--- Records provided ---

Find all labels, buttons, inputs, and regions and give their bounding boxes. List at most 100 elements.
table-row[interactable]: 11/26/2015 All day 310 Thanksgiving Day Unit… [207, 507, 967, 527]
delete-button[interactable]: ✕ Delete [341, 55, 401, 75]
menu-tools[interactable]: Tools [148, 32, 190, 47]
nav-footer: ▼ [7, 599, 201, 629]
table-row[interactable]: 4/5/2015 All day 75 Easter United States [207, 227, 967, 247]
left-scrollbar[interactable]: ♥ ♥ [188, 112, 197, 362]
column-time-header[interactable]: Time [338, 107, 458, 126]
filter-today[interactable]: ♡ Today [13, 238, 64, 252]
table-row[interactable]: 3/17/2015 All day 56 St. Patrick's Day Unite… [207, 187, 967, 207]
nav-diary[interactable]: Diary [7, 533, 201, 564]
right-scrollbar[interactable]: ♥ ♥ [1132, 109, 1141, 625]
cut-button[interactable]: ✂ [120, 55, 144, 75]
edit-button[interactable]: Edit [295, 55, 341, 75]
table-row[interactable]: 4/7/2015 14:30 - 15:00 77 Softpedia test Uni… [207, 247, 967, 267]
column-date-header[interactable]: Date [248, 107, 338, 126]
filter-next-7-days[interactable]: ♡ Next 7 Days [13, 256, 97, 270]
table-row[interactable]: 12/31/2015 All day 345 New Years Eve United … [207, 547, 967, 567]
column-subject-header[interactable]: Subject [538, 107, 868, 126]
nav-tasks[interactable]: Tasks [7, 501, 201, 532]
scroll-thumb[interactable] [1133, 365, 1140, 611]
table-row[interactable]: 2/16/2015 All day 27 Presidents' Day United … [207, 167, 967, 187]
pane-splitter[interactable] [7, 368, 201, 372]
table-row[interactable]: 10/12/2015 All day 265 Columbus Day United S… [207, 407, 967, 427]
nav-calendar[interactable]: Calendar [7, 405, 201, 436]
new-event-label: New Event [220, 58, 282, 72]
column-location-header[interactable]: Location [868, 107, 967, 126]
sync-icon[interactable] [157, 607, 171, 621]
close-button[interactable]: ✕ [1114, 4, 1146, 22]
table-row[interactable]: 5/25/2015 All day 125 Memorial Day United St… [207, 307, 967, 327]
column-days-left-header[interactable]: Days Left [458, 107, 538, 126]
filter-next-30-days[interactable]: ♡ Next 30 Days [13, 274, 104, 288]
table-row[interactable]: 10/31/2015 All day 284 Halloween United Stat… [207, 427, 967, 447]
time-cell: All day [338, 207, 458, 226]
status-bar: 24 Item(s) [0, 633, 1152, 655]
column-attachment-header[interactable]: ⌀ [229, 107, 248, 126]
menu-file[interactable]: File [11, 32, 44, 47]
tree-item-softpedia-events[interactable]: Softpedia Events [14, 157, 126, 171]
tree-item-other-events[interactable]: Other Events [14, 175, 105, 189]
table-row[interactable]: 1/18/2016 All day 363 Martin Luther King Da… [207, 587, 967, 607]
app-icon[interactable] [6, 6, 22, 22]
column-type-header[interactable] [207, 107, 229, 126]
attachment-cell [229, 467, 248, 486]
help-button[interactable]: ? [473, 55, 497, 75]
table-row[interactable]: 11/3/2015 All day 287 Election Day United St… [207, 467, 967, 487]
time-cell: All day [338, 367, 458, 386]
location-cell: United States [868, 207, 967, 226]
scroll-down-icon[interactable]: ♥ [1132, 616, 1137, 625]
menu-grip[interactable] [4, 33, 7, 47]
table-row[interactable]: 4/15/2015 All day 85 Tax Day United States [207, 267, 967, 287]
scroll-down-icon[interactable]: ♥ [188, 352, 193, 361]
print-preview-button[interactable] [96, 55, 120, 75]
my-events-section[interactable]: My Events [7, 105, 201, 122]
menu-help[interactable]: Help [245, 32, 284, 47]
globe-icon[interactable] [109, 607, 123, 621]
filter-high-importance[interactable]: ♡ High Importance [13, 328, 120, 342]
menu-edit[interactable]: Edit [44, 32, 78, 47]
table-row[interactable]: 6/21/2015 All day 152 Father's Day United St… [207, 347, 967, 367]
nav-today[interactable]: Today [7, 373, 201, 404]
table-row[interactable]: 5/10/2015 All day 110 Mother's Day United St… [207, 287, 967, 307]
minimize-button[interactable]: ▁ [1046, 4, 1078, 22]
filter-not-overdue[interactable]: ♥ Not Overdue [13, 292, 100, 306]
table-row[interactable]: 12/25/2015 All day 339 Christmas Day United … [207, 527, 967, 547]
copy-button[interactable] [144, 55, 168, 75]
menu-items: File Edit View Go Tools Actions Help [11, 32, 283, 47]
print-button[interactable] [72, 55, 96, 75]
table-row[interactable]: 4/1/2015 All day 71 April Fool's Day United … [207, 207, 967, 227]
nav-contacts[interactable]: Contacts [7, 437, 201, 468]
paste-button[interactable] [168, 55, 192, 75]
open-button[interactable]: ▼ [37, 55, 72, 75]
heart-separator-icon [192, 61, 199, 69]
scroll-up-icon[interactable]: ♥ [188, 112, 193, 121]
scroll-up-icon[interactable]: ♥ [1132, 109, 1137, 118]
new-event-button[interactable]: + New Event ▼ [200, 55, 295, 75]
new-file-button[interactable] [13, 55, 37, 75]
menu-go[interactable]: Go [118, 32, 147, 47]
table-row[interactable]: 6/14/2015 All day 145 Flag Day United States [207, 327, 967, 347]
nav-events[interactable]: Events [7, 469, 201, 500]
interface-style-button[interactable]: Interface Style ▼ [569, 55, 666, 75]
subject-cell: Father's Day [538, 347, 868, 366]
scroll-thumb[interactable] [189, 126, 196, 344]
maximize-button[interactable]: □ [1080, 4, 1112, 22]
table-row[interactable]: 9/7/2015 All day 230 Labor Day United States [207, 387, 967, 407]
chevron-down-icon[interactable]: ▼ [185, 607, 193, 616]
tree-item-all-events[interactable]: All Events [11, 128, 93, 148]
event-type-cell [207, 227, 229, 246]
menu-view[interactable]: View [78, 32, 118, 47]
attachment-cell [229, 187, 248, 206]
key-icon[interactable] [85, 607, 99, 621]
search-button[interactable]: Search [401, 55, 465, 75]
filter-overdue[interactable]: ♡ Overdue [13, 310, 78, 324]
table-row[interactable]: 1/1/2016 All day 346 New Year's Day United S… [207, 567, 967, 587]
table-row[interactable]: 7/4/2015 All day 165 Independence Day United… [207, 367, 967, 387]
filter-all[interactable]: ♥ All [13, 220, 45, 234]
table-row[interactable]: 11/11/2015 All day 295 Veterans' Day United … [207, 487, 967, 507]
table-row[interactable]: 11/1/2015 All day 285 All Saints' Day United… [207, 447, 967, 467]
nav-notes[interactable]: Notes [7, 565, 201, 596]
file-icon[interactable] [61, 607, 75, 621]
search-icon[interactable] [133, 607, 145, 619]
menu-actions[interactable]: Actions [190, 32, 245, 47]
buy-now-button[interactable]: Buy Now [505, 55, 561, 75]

==

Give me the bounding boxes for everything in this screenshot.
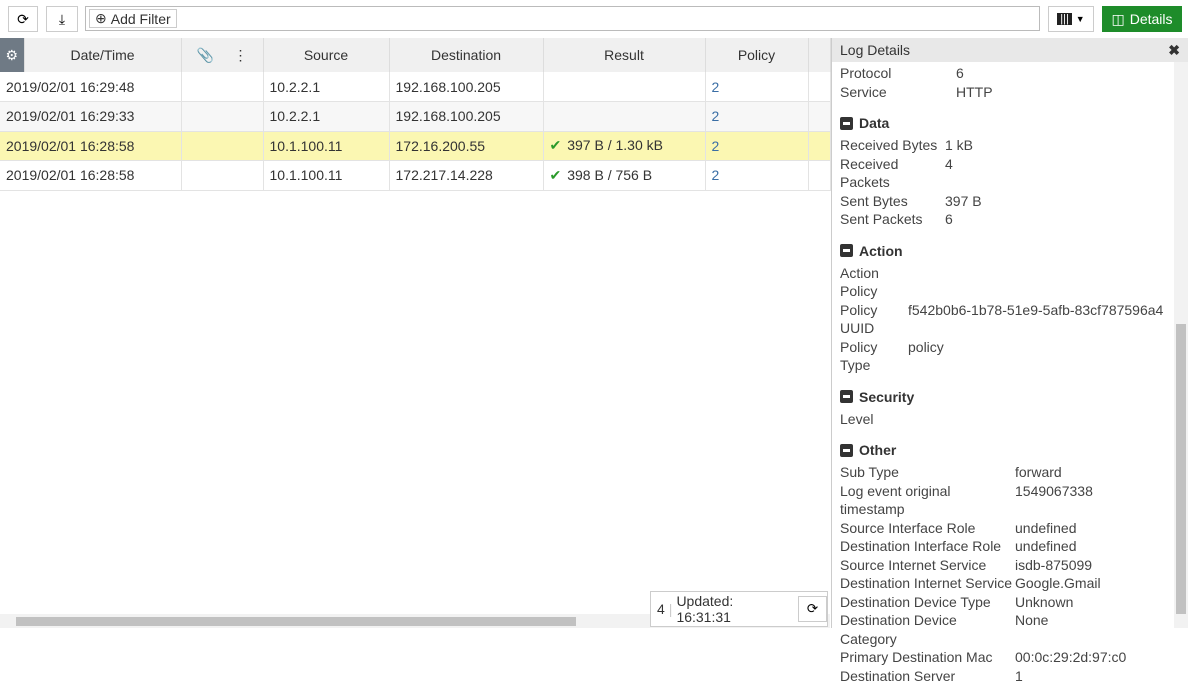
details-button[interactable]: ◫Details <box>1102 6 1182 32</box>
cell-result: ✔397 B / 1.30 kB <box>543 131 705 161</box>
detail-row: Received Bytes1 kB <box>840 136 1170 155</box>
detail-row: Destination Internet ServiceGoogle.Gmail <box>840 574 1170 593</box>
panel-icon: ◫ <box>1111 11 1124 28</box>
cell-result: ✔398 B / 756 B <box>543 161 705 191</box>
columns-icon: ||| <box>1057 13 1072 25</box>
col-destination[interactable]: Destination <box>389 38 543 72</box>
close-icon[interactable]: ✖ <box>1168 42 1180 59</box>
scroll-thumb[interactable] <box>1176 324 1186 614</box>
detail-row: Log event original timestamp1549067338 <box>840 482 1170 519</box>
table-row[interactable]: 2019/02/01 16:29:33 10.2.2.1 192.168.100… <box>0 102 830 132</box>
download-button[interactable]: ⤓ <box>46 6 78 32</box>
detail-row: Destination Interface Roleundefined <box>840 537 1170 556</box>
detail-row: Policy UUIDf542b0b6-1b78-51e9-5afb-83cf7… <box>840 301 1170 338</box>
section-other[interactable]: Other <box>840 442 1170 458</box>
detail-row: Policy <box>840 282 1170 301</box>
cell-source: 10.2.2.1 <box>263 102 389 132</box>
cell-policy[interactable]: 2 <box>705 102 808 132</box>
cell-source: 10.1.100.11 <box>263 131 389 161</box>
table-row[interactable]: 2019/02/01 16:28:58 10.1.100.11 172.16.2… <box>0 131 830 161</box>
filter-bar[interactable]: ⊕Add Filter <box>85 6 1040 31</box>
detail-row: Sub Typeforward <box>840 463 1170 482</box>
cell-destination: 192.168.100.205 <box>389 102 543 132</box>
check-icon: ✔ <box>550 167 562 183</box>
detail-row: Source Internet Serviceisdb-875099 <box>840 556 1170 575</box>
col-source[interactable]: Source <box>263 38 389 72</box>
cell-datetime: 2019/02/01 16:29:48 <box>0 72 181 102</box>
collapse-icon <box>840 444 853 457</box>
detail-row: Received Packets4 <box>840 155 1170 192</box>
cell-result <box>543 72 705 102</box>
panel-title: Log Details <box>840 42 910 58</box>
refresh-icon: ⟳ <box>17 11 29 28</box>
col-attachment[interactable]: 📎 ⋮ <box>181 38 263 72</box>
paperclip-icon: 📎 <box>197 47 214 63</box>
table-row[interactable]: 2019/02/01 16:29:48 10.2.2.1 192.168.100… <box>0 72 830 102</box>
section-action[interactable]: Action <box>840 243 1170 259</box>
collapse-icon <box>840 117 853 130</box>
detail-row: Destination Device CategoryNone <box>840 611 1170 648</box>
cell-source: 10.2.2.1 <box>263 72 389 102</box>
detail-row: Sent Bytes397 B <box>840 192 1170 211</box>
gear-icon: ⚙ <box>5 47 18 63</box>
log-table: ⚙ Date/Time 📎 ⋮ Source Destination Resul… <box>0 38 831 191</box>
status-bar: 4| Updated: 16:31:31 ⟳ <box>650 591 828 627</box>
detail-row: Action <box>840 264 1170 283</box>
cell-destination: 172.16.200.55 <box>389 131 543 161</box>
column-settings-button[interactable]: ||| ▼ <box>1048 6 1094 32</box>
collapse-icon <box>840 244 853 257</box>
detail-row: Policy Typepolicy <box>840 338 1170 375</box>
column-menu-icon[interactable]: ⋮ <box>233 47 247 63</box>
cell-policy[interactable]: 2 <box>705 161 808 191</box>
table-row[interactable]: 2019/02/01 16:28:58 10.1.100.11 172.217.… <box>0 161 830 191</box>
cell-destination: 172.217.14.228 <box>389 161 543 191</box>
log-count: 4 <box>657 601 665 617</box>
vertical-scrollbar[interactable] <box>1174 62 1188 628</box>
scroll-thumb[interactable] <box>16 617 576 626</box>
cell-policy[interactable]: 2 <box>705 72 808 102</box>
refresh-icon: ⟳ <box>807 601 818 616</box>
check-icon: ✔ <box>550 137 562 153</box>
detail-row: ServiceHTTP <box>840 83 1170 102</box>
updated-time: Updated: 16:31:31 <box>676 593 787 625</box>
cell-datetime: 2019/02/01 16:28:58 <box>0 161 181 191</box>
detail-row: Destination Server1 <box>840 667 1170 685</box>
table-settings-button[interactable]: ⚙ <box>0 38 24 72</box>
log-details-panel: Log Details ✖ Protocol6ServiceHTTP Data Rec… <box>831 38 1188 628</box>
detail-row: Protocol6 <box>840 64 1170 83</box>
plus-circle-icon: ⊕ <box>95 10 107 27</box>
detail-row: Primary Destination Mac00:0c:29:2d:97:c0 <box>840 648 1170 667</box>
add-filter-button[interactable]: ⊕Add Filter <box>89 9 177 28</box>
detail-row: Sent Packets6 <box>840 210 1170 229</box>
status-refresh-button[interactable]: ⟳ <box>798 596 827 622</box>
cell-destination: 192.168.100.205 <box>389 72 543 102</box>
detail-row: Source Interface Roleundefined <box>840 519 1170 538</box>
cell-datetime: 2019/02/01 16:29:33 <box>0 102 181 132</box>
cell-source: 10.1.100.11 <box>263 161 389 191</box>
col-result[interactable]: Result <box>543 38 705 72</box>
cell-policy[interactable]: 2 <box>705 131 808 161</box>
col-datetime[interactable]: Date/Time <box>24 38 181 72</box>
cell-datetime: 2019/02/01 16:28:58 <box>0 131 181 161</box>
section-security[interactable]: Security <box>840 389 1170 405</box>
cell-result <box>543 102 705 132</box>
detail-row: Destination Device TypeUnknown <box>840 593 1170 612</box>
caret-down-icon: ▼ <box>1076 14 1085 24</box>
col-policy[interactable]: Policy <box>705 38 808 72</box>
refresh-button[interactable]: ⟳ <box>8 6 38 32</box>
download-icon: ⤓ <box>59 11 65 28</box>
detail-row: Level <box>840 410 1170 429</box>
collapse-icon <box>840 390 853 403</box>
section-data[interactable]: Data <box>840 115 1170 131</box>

* * *

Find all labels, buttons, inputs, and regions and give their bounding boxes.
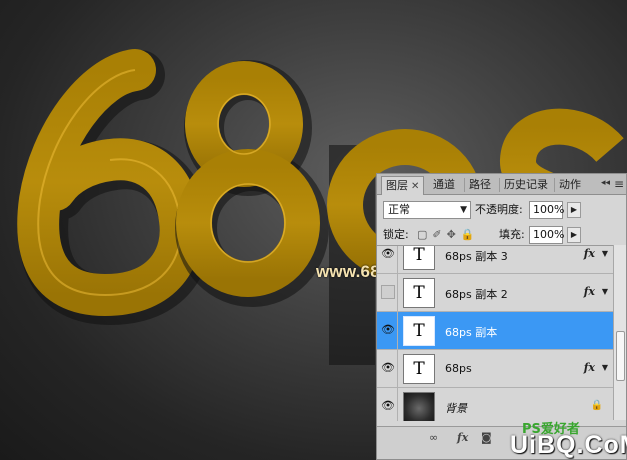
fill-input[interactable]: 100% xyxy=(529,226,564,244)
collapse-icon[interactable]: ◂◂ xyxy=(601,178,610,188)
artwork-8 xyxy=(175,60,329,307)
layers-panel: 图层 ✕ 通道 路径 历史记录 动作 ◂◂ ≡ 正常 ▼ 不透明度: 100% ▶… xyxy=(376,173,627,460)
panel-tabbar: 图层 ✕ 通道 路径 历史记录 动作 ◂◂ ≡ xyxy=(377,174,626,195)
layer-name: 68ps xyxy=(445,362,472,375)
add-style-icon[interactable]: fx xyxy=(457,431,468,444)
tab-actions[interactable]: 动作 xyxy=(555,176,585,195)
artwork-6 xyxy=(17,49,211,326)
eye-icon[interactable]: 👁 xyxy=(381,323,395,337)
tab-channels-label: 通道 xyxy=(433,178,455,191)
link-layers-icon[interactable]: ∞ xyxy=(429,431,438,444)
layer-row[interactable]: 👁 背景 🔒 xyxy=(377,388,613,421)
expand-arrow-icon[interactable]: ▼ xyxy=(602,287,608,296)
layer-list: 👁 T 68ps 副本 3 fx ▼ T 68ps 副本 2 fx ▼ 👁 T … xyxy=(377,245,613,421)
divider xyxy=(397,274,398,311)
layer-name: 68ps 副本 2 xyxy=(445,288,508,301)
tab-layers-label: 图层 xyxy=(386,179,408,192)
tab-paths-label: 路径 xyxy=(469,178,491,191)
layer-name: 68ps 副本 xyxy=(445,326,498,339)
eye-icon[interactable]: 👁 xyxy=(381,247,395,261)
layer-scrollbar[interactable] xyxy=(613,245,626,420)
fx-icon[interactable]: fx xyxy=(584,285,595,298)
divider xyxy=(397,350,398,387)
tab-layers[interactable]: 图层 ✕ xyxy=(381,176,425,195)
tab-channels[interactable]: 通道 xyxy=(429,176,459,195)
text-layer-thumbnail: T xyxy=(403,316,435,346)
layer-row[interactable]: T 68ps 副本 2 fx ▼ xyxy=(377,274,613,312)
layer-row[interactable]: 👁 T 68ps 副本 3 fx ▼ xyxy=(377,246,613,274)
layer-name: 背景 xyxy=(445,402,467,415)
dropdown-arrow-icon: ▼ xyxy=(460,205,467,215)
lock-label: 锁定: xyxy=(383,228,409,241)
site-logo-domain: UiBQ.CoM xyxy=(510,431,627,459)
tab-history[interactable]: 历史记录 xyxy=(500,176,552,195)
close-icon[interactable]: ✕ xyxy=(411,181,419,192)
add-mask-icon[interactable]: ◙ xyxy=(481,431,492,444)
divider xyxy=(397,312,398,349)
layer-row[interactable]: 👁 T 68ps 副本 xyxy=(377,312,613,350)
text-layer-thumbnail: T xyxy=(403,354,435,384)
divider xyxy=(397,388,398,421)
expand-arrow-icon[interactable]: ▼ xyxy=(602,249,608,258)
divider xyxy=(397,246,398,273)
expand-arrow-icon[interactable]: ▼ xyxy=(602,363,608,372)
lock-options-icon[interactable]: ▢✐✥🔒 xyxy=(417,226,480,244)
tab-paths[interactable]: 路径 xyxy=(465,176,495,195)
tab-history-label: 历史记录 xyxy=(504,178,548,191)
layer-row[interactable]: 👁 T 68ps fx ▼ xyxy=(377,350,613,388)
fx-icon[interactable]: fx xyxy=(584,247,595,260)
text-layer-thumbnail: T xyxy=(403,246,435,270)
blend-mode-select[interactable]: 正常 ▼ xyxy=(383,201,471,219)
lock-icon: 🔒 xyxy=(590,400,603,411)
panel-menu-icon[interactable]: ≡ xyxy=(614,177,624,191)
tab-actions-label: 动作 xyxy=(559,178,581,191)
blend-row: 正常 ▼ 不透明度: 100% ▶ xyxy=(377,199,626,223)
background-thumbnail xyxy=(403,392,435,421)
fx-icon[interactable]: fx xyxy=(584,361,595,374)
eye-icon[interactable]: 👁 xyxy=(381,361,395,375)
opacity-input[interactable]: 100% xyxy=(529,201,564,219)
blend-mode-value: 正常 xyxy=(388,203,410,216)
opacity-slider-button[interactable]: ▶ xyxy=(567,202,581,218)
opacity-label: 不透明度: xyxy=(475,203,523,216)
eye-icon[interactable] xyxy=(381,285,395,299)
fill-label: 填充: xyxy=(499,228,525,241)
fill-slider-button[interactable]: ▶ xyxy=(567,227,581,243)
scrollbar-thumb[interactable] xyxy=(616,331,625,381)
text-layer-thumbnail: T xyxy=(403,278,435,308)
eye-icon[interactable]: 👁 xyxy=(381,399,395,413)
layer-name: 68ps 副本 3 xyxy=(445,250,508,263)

--- Directive ---
Write out the lines from the line with "fill-input[interactable]: 100% xyxy=(529,226,564,244)" to the line with "eye-icon[interactable]: 👁 xyxy=(381,323,395,337)", copying each one without any changes.

--- Finished exercise ---
fill-input[interactable]: 100% xyxy=(529,226,564,244)
collapse-icon[interactable]: ◂◂ xyxy=(601,178,610,188)
artwork-8 xyxy=(175,60,329,307)
layers-panel: 图层 ✕ 通道 路径 历史记录 动作 ◂◂ ≡ 正常 ▼ 不透明度: 100% ▶… xyxy=(376,173,627,460)
panel-tabbar: 图层 ✕ 通道 路径 历史记录 动作 ◂◂ ≡ xyxy=(377,174,626,195)
layer-name: 68ps xyxy=(445,362,472,375)
add-style-icon[interactable]: fx xyxy=(457,431,468,444)
tab-actions[interactable]: 动作 xyxy=(555,176,585,195)
artwork-6 xyxy=(17,49,211,326)
eye-icon[interactable]: 👁 xyxy=(381,323,395,337)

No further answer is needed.